** begin DATA LINES **
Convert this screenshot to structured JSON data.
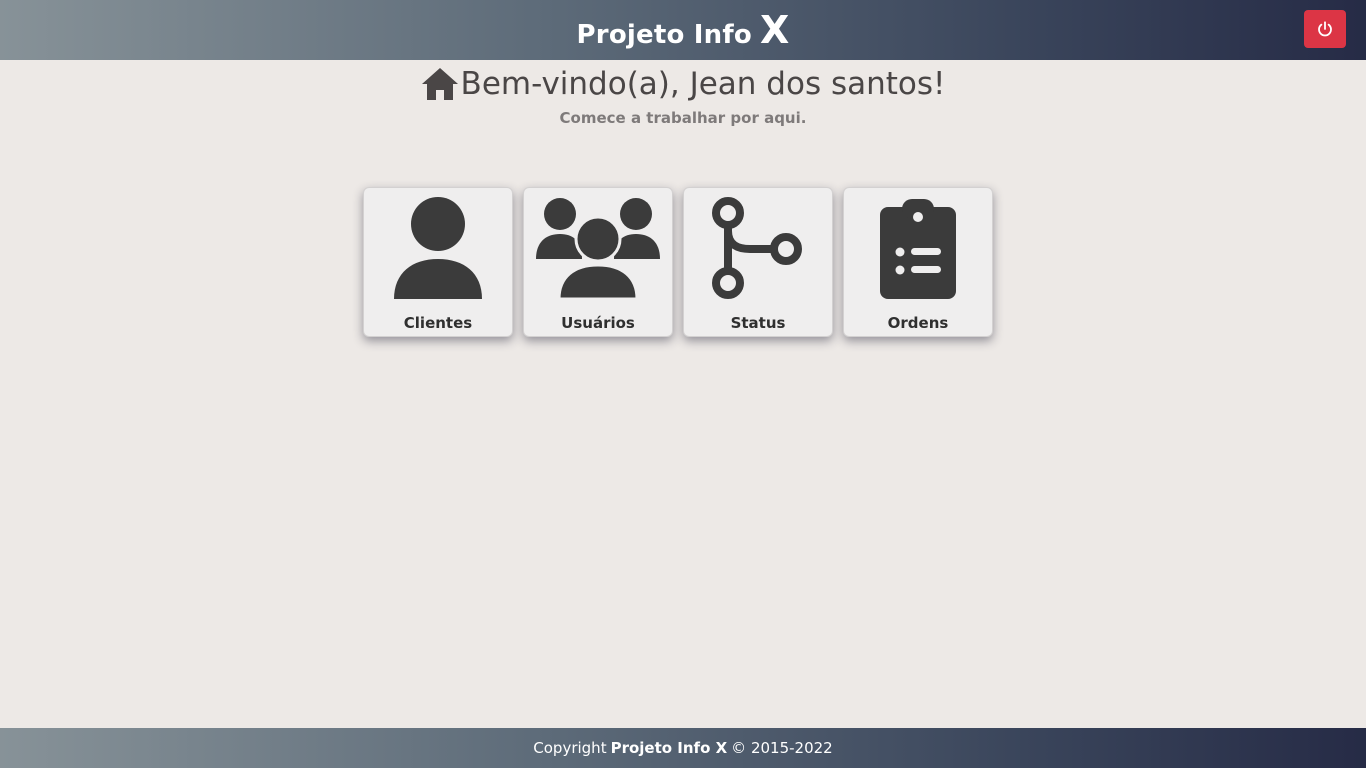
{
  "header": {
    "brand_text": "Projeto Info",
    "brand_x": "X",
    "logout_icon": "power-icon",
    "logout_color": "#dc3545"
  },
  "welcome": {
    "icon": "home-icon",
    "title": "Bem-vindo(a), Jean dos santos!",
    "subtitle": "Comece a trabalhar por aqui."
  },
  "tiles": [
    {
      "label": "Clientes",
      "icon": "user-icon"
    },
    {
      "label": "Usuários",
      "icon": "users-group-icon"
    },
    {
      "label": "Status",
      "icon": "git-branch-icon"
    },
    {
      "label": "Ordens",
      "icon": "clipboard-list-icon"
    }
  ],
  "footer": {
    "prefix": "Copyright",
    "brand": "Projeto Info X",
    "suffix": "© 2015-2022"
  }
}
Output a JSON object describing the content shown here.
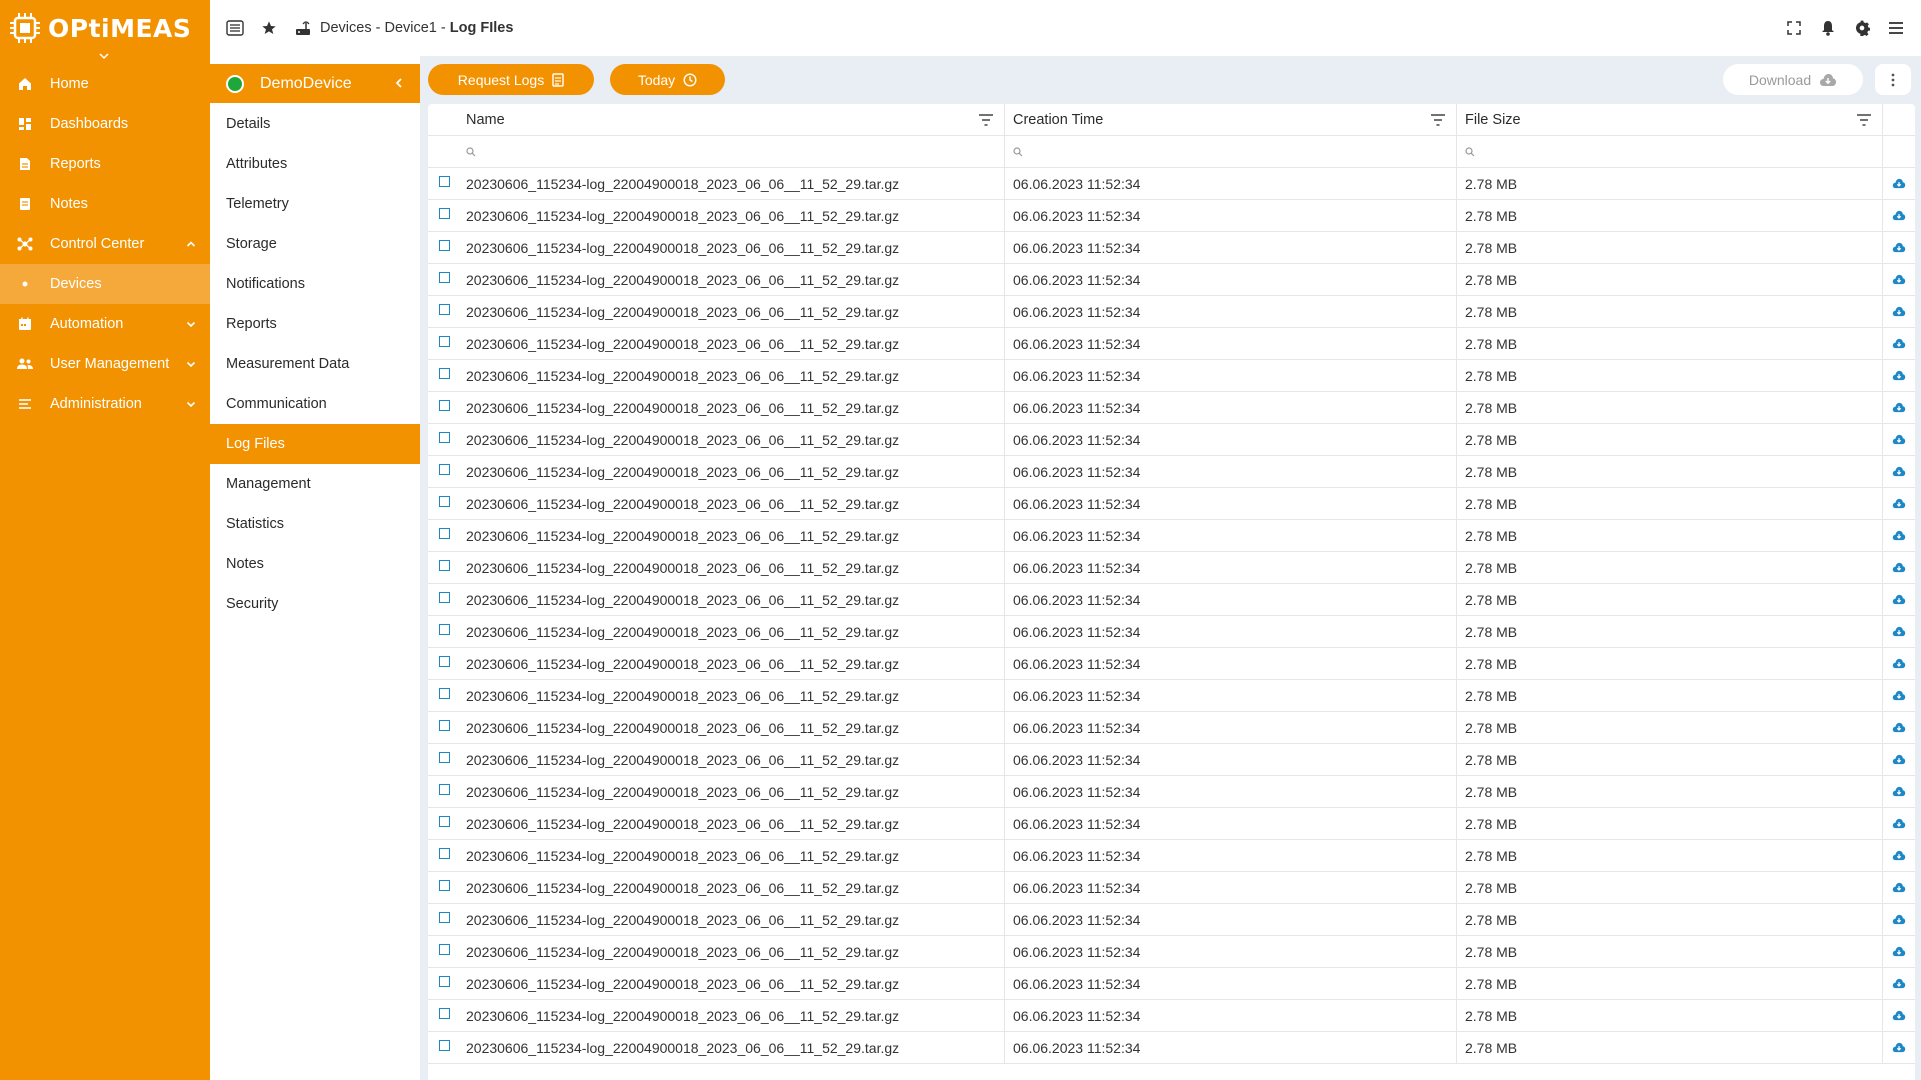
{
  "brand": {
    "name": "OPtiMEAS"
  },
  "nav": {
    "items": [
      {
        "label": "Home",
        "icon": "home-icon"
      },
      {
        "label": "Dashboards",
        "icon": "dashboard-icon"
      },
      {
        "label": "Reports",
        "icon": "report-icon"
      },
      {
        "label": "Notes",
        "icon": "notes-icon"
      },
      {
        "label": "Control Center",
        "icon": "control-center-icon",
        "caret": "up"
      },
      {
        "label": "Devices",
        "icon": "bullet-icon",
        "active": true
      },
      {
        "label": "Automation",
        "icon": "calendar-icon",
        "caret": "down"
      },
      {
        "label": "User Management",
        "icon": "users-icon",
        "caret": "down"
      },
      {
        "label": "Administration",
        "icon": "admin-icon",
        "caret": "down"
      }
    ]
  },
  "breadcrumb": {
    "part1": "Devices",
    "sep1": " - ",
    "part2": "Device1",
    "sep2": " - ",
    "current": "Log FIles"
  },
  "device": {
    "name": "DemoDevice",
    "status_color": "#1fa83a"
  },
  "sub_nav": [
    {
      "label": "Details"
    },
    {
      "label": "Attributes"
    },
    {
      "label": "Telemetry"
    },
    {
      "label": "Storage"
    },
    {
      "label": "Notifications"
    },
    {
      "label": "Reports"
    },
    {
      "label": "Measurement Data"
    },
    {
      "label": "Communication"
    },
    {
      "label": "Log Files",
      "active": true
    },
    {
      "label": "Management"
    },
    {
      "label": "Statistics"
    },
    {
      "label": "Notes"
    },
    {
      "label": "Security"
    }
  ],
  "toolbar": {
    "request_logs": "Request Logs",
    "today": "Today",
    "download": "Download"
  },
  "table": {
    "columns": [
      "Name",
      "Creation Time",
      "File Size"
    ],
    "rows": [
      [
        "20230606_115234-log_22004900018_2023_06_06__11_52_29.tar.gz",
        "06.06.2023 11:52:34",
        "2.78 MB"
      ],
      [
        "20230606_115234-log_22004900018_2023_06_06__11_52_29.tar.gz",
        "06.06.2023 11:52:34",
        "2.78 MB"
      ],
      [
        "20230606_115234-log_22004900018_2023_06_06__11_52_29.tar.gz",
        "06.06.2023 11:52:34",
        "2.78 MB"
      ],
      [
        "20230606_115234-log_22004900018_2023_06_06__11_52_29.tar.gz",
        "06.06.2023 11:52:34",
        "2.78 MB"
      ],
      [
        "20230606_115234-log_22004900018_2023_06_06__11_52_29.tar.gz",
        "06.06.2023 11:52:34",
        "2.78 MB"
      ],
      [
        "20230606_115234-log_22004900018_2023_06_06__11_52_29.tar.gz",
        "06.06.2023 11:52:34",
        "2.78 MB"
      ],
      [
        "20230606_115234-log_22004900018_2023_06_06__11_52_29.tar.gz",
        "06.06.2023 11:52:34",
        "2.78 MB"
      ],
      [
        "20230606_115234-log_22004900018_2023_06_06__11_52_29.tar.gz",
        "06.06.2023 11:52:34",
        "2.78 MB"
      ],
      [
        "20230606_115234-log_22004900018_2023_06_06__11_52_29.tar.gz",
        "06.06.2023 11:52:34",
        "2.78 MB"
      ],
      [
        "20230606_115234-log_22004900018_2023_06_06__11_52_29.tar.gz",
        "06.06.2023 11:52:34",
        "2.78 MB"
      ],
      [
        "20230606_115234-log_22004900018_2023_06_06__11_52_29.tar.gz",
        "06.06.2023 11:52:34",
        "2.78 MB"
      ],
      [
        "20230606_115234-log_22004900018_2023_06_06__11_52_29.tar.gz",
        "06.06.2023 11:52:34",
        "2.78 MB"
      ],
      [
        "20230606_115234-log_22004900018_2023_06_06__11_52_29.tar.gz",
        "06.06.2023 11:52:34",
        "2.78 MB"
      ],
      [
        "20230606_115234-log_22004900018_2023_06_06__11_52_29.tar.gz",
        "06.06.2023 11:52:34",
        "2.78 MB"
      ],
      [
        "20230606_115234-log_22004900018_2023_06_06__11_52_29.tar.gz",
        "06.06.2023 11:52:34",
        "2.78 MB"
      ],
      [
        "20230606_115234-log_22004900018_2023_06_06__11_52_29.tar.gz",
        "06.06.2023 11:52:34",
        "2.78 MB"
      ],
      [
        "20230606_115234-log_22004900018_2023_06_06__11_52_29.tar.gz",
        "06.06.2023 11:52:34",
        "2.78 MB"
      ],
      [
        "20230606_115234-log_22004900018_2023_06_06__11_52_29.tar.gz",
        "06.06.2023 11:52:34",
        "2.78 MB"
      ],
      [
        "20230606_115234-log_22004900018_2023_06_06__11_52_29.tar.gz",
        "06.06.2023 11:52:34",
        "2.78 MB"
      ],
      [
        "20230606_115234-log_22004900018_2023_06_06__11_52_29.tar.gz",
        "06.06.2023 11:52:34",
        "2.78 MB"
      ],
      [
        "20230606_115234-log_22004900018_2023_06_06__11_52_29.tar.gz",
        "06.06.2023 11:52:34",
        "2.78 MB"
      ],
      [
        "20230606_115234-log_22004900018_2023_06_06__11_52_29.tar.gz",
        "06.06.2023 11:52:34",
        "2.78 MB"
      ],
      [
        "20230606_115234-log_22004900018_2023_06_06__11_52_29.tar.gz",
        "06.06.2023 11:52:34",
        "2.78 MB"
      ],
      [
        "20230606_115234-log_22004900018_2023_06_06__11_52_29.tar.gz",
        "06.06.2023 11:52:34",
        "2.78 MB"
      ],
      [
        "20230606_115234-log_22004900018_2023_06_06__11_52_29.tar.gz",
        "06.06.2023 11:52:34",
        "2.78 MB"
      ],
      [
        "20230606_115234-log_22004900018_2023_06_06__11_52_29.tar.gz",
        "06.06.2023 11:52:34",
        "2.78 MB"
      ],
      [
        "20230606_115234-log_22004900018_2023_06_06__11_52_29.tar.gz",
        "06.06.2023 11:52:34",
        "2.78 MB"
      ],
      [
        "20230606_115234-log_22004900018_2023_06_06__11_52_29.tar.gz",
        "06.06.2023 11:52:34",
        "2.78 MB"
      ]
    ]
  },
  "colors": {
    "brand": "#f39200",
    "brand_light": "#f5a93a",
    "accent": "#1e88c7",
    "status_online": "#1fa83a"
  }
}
** end DATA LINES **
Provide the number of lines in the entries that include "Info", and no other text.

## FULL ANSWER
2